### WHAT IS BEING ASKED
Would you quote the material below in full and unchanged?

[Source data]
::::::

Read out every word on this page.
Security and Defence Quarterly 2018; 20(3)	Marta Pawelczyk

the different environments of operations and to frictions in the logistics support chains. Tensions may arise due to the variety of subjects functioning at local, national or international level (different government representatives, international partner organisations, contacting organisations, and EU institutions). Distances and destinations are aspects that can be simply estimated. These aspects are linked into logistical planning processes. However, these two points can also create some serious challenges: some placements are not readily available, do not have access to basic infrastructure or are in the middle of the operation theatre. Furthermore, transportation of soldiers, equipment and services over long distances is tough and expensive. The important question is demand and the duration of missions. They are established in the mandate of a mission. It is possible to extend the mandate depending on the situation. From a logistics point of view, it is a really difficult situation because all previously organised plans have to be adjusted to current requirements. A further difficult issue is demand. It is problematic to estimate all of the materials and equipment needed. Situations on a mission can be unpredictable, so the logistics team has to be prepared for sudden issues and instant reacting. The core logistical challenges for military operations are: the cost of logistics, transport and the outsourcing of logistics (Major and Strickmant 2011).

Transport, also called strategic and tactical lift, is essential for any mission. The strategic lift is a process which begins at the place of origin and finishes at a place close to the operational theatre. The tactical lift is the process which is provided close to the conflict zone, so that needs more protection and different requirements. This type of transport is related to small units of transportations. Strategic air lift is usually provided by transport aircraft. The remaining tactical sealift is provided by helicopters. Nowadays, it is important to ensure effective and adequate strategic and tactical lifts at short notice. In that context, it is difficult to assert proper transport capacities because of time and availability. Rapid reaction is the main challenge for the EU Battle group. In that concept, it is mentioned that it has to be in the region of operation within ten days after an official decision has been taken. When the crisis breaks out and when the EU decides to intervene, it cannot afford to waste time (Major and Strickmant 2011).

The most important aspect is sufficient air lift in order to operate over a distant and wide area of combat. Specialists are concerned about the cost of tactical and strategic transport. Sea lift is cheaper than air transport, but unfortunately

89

::::::

### TASK ANSWER
Read out every word on this page.
Security and Defence Quarterly 2018; 20(3)	Marta Pawelczyk

the different environments of operations and to frictions in the logistics support chains. Tensions may arise due to the variety of subjects functioning at local, national or international level (different government representatives, international partner organisations, contacting organisations, and EU institutions). Distances and destinations are aspects that can be simply estimated. These aspects are linked into logistical planning processes. However, these two points can also create some serious challenges: some placements are not readily available, do not have access to basic infrastructure or are in the middle of the operation theatre. Furthermore, transportation of soldiers, equipment and services over long distances is tough and expensive. The important question is demand and the duration of missions. They are established in the mandate of a mission. It is possible to extend the mandate depending on the situation. From a logistics point of view, it is a really difficult situation because all previously organised plans have to be adjusted to current requirements. A further difficult issue is demand. It is problematic to estimate all of the materials and equipment needed. Situations on a mission can be unpredictable, so the logistics team has to be prepared for sudden issues and instant reacting. The core logistical challenges for military operations are: the cost of logistics, transport and the outsourcing of logistics (Major and Strickmant 2011).

Transport, also called strategic and tactical lift, is essential for any mission. The strategic lift is a process which begins at the place of origin and finishes at a place close to the operational theatre. The tactical lift is the process which is provided close to the conflict zone, so that needs more protection and different requirements. This type of transport is related to small units of transportations. Strategic air lift is usually provided by transport aircraft. The remaining tactical sealift is provided by helicopters. Nowadays, it is important to ensure effective and adequate strategic and tactical lifts at short notice. In that context, it is difficult to assert proper transport capacities because of time and availability. Rapid reaction is the main challenge for the EU Battle group. In that concept, it is mentioned that it has to be in the region of operation within ten days after an official decision has been taken. When the crisis breaks out and when the EU decides to intervene, it cannot afford to waste time (Major and Strickmant 2011).

The most important aspect is sufficient air lift in order to operate over a distant and wide area of combat. Specialists are concerned about the cost of tactical and strategic transport. Sea lift is cheaper than air transport, but unfortunately

89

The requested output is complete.